>> Begin DATA PROVIDED

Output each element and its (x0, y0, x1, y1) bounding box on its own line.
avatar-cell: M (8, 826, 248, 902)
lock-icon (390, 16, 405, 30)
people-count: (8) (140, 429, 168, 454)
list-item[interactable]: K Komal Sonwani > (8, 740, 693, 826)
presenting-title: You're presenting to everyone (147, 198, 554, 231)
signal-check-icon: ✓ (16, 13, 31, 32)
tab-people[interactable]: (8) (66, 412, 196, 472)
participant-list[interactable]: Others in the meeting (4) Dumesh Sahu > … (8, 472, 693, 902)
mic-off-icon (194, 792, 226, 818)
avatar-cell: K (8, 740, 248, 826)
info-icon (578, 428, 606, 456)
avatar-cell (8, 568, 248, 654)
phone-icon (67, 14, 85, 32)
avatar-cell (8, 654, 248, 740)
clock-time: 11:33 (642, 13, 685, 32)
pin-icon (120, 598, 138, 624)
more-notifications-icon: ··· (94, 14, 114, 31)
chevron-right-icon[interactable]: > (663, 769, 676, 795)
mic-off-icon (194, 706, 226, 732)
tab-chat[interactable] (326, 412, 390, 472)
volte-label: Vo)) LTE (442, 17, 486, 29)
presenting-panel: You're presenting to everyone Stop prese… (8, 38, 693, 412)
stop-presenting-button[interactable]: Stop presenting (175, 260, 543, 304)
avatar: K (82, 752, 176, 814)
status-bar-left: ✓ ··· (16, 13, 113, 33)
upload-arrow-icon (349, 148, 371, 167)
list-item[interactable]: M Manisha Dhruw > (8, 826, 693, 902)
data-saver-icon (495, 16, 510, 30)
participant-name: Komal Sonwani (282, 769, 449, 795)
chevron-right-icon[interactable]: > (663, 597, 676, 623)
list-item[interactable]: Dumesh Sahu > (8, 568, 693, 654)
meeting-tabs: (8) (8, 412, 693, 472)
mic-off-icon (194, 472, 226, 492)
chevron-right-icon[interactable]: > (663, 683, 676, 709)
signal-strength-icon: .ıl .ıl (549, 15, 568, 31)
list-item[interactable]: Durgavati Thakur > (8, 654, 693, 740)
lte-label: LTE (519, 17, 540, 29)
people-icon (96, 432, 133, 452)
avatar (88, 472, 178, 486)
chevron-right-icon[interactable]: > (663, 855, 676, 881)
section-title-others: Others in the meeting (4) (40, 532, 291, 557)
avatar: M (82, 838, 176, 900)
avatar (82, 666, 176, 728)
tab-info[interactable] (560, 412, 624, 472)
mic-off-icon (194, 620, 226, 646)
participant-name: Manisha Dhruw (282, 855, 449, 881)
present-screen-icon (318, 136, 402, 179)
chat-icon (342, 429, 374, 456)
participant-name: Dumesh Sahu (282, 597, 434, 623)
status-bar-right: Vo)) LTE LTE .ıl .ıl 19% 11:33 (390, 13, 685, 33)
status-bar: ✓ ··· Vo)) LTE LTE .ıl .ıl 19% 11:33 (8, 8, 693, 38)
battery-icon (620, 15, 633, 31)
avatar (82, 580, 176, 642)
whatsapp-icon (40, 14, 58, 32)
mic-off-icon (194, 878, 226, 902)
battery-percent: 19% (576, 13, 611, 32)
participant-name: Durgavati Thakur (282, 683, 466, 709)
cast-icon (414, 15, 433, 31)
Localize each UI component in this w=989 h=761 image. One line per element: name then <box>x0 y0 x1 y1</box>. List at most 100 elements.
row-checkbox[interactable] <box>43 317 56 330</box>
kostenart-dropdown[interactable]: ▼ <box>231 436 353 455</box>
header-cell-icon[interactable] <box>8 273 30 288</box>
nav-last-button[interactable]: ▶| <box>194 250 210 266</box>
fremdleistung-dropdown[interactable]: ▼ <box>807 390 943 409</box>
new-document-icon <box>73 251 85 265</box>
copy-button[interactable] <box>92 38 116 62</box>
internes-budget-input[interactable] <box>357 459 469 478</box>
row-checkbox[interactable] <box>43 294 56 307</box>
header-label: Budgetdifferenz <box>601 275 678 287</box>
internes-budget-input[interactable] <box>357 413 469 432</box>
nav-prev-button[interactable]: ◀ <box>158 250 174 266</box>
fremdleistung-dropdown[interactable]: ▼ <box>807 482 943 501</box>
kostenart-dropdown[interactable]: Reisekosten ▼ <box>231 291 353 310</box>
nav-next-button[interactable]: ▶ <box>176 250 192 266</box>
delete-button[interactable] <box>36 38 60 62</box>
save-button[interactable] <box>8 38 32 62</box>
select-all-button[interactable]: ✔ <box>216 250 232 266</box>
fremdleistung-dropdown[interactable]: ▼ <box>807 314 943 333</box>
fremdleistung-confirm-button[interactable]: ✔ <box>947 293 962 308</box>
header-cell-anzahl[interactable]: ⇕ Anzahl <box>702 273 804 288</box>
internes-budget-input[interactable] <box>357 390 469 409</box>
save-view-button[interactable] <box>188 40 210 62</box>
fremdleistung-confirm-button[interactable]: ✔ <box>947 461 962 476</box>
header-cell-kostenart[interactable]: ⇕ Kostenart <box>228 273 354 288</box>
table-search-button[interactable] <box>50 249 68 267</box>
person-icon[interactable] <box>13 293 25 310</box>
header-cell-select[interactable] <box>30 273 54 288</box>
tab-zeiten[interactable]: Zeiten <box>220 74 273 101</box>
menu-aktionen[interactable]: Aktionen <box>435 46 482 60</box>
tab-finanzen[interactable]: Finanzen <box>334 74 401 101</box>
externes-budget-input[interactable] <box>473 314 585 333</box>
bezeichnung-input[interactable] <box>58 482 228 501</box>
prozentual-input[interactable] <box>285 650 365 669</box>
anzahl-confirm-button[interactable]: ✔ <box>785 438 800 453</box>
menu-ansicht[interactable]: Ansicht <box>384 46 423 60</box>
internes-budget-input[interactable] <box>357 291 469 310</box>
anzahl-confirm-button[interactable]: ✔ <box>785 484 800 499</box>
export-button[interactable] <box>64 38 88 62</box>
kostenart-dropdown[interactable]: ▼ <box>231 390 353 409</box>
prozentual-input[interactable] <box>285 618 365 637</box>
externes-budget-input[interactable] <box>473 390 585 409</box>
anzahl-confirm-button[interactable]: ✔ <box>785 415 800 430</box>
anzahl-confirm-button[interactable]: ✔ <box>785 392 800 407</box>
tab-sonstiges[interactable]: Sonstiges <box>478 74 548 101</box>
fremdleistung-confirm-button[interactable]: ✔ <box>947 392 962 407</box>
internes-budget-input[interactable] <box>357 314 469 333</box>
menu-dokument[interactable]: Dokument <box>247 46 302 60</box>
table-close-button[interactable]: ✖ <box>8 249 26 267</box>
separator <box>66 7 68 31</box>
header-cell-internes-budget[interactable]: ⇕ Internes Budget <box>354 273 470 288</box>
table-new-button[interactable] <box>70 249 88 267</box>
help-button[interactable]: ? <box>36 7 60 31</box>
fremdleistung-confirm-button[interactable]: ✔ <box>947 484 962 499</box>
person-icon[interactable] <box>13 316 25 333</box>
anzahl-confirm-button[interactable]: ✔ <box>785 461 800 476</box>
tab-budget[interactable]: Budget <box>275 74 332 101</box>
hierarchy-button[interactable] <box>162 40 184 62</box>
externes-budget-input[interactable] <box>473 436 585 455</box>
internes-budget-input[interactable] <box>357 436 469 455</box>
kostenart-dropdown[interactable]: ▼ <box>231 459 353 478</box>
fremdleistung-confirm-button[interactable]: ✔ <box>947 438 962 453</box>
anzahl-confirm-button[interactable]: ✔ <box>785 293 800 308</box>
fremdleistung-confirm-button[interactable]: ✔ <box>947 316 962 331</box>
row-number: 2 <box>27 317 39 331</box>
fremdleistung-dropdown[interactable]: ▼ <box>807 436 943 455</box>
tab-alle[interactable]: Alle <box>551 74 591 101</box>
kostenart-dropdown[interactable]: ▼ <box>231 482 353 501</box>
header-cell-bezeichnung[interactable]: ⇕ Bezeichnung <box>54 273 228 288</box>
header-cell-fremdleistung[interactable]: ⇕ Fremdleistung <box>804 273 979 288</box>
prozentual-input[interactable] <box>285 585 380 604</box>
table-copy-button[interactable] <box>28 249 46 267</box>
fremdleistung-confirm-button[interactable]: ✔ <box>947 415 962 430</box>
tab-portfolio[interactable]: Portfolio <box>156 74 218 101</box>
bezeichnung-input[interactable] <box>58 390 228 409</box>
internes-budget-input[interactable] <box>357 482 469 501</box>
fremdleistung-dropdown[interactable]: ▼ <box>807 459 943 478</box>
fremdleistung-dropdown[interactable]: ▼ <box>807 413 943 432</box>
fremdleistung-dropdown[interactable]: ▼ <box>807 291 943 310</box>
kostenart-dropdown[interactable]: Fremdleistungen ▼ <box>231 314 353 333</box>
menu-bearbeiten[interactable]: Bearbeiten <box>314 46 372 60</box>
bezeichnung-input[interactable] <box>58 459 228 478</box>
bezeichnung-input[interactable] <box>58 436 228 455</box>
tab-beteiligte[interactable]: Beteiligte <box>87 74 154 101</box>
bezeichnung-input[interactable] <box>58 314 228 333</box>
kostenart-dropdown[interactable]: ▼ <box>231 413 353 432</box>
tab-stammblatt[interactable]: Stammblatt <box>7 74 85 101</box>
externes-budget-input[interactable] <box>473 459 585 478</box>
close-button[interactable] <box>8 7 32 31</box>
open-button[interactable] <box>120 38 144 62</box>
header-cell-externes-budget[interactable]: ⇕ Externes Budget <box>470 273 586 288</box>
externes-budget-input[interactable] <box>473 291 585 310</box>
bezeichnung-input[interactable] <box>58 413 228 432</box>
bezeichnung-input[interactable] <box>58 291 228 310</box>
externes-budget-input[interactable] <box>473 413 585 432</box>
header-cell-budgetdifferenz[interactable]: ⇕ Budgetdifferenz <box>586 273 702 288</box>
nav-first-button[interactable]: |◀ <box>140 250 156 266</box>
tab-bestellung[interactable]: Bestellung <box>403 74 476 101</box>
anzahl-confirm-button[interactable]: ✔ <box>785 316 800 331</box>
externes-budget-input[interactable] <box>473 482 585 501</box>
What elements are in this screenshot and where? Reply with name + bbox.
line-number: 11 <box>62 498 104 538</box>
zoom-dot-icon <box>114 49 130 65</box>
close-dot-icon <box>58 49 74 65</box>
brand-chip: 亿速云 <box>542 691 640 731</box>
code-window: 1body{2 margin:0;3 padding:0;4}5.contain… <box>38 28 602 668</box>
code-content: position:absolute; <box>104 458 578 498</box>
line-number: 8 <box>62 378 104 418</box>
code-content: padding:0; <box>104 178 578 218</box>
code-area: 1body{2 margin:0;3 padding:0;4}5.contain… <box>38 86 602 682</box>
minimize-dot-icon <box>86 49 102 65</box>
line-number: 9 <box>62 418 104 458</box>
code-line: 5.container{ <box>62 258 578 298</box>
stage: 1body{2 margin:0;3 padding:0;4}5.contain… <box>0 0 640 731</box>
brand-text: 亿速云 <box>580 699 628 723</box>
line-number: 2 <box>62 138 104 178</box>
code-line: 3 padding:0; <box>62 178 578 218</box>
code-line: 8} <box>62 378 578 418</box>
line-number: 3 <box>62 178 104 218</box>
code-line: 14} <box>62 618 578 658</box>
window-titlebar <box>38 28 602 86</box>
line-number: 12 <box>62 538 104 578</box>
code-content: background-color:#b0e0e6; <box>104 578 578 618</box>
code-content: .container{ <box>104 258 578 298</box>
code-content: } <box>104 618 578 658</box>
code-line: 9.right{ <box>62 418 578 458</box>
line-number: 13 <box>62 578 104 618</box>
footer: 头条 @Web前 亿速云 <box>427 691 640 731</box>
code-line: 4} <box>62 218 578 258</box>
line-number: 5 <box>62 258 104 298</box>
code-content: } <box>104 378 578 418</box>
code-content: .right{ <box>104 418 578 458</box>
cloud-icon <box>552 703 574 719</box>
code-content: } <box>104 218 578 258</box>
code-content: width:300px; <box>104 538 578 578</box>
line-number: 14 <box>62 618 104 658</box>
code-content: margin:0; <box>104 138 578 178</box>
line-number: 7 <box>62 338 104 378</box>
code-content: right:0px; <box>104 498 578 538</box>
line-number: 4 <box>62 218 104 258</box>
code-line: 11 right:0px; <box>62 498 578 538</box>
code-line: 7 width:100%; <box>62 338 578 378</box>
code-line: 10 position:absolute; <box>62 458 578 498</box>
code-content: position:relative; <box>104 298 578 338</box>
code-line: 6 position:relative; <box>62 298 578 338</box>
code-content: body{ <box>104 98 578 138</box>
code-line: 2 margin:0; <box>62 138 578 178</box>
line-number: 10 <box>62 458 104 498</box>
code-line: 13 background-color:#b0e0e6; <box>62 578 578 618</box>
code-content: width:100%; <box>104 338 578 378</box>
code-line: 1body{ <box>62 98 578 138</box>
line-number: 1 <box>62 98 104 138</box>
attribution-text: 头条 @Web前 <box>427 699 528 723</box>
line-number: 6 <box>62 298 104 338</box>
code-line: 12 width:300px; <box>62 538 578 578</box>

>> End DATA PROVIDED

** TASK OBJECTIVE **
Pull out every line of the listing above that contains the string "meeting", and copy each one in full.

** WRITTEN REPLY **
participant-list[interactable]: Others in the meeting (4) Dumesh Sahu > … (8, 472, 693, 902)
meeting-tabs: (8) (8, 412, 693, 472)
section-title-others: Others in the meeting (4) (40, 532, 291, 557)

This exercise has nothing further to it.